** Problem description **
Which lines in the material below contain the word "kötelezettségének"? Copy each of them.

## BEGIN Exercise materials

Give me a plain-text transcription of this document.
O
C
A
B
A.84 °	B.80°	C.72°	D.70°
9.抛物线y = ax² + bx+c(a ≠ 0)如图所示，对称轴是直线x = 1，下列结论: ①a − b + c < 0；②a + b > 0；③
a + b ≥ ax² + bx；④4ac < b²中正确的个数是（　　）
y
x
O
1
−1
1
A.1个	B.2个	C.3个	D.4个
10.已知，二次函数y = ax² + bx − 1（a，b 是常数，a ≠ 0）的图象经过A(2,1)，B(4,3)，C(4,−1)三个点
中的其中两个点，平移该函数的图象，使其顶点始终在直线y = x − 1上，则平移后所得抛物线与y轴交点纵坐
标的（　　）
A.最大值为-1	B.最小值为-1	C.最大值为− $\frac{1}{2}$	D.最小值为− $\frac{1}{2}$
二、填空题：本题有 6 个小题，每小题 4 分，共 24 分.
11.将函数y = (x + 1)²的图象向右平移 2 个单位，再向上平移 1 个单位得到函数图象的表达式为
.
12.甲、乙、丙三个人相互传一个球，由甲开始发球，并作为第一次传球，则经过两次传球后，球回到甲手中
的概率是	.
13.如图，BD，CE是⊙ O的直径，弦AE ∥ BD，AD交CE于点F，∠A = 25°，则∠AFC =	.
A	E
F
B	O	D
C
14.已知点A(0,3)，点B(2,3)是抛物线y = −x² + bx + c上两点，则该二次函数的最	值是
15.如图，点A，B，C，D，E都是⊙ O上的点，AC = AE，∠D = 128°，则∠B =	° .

## END Exercise materials
## BEGIN Exercise materials

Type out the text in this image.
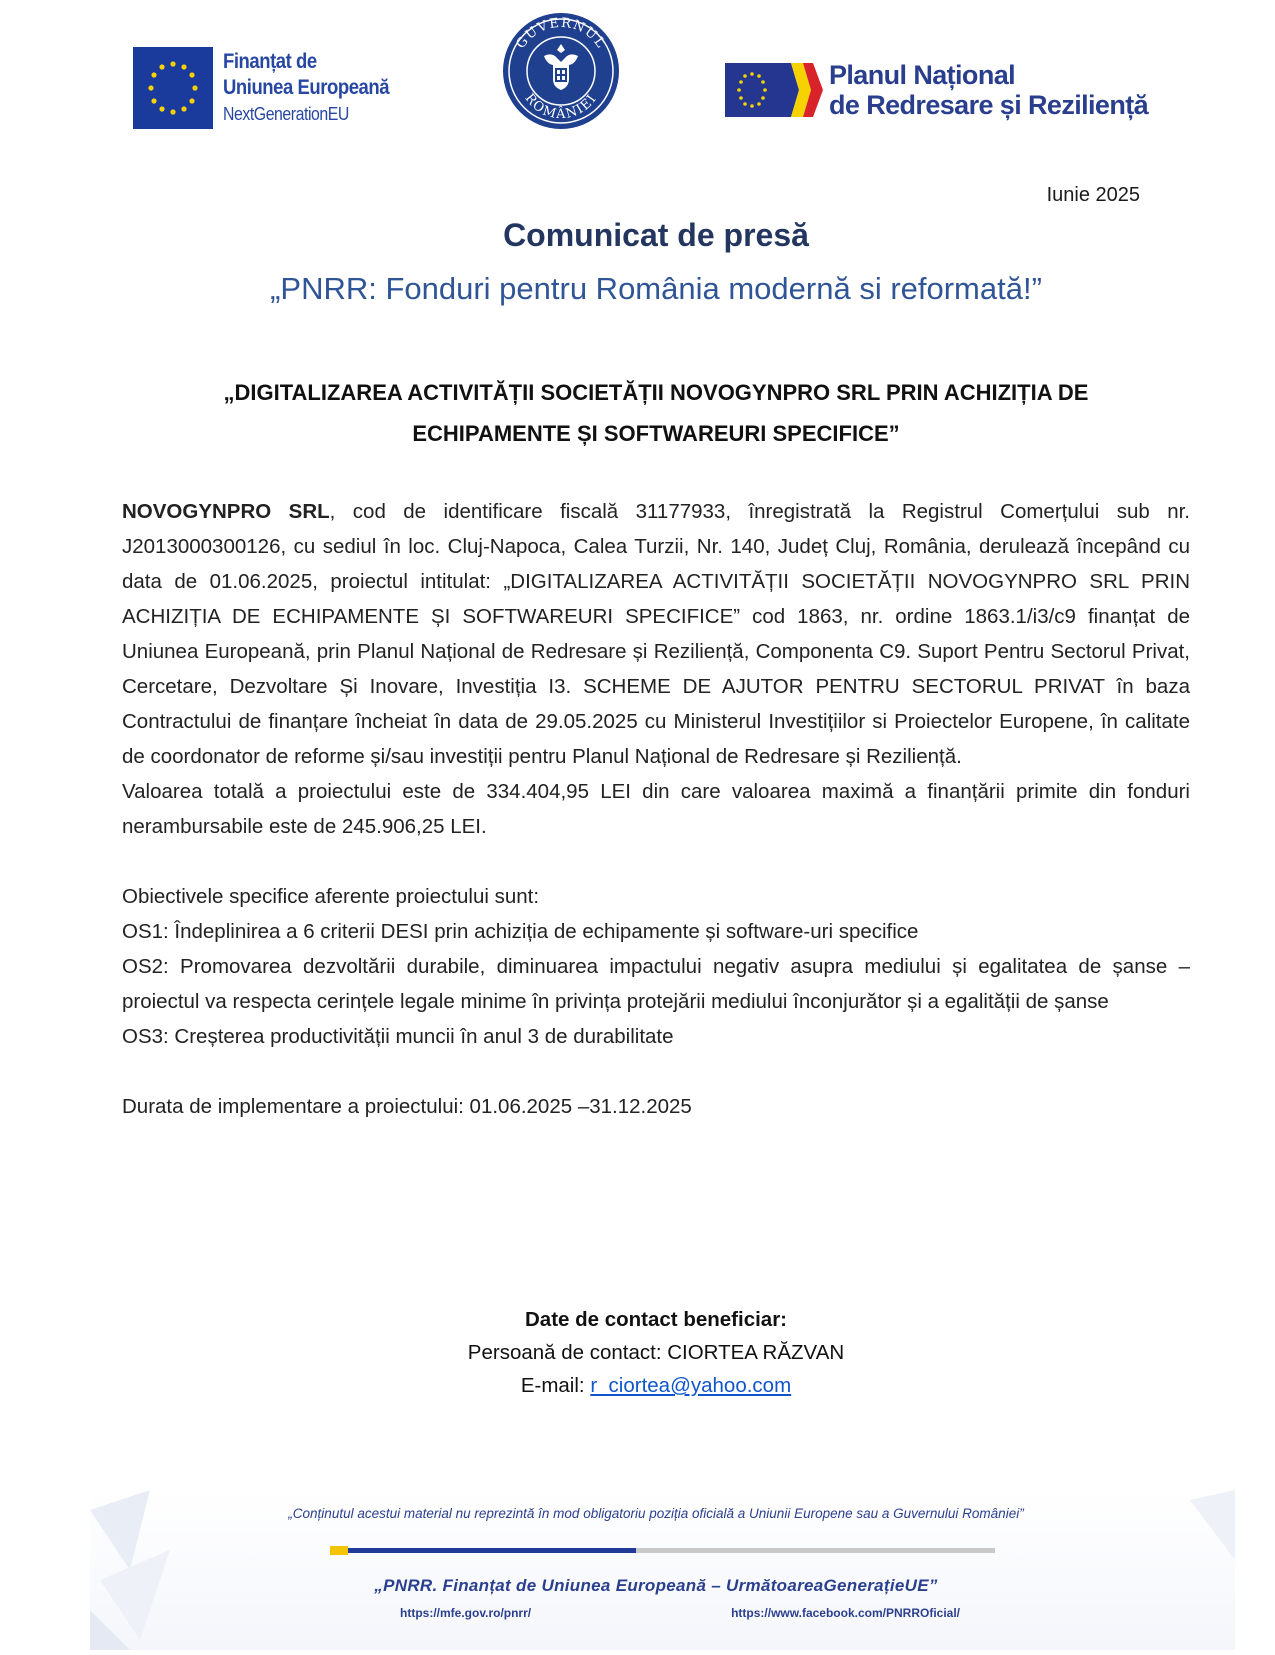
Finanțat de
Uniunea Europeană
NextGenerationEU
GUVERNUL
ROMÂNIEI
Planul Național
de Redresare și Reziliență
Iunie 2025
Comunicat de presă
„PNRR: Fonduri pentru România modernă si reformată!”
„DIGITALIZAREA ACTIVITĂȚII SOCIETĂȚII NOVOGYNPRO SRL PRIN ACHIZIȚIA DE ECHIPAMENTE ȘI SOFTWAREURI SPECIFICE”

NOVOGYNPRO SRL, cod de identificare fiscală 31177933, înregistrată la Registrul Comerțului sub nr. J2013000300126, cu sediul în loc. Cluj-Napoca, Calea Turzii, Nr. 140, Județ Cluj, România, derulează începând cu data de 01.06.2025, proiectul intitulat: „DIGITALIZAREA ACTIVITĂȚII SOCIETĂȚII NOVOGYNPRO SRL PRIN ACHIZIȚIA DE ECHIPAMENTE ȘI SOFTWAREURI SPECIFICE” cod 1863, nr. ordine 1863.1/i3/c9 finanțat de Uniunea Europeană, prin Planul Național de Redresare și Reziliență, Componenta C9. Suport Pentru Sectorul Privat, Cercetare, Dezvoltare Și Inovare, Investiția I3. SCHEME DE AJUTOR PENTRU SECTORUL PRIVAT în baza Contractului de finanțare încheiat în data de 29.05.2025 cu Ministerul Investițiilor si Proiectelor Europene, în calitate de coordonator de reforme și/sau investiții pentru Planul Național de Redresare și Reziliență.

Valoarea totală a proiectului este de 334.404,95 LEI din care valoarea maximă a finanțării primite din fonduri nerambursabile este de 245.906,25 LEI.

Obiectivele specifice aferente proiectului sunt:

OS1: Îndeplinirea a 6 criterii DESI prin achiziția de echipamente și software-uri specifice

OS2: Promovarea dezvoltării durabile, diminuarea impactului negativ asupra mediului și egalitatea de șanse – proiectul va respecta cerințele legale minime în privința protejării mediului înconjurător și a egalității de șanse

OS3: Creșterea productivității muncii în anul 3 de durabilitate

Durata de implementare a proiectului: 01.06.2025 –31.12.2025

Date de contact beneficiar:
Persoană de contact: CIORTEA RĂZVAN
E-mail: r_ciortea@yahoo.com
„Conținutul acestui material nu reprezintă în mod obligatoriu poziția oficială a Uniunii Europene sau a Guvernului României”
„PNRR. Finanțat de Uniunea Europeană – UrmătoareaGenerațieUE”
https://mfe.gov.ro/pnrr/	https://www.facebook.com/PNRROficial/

## END Exercise materials
## BEGIN Exercise materials

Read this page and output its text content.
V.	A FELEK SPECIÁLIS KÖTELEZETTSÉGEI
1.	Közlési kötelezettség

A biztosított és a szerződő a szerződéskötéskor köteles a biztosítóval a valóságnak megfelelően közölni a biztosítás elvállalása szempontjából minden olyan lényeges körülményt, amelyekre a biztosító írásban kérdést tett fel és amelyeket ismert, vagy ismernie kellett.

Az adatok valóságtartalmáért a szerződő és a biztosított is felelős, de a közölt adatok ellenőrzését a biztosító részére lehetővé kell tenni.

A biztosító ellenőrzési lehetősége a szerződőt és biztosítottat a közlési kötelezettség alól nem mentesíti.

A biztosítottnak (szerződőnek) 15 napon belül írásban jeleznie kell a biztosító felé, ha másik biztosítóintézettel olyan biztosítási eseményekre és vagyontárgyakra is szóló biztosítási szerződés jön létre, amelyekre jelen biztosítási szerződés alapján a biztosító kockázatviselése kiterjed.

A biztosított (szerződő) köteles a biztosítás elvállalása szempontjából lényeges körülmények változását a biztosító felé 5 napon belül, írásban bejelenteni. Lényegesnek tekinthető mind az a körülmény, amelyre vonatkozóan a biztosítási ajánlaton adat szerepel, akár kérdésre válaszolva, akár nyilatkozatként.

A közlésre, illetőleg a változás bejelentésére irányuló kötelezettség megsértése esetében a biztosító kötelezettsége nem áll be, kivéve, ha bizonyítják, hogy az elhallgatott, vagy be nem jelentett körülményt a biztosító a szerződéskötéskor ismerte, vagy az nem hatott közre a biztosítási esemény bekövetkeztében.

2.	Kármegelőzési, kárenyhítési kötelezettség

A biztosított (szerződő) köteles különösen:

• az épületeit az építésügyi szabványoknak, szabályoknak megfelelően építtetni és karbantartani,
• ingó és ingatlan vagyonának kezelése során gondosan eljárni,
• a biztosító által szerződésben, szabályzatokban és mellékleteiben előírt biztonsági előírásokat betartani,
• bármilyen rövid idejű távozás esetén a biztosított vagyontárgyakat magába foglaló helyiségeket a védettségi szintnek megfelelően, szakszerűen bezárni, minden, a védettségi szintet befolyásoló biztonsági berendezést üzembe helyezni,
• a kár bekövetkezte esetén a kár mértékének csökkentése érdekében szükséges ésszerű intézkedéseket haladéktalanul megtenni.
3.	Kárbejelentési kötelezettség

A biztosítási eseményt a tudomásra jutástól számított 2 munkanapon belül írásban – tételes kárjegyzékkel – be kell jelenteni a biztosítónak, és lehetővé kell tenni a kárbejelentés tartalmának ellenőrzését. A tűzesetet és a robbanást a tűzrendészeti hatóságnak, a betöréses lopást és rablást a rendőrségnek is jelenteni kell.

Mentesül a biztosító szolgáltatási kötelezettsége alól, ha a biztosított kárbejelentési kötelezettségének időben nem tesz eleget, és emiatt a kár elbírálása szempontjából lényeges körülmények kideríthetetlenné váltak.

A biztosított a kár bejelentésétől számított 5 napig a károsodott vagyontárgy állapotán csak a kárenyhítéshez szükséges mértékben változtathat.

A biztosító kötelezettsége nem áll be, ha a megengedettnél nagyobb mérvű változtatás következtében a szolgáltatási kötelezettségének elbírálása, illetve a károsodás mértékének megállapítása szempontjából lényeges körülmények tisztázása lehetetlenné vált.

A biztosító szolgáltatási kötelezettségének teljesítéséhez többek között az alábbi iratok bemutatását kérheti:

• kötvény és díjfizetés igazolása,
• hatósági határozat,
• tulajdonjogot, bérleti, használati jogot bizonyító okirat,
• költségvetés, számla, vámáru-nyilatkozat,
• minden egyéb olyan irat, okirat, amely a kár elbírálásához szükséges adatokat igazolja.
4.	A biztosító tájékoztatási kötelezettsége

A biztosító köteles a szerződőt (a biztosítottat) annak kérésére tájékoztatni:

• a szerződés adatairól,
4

## END Exercise materials

** Solved problem **
Mentesül a biztosító szolgáltatási kötelezettsége alól, ha a biztosított kárbejelentési kötelezettségének időben nem tesz eleget, és emiatt a kár elbírálása szempontjából lényeges körülmények kideríthetetlenné váltak.
A biztosító kötelezettsége nem áll be, ha a megengedettnél nagyobb mérvű változtatás következtében a szolgáltatási kötelezettségének elbírálása, illetve a károsodás mértékének megállapítása szempontjából lényeges körülmények tisztázása lehetetlenné vált.
A biztosító szolgáltatási kötelezettségének teljesítéséhez többek között az alábbi iratok bemutatását kérheti:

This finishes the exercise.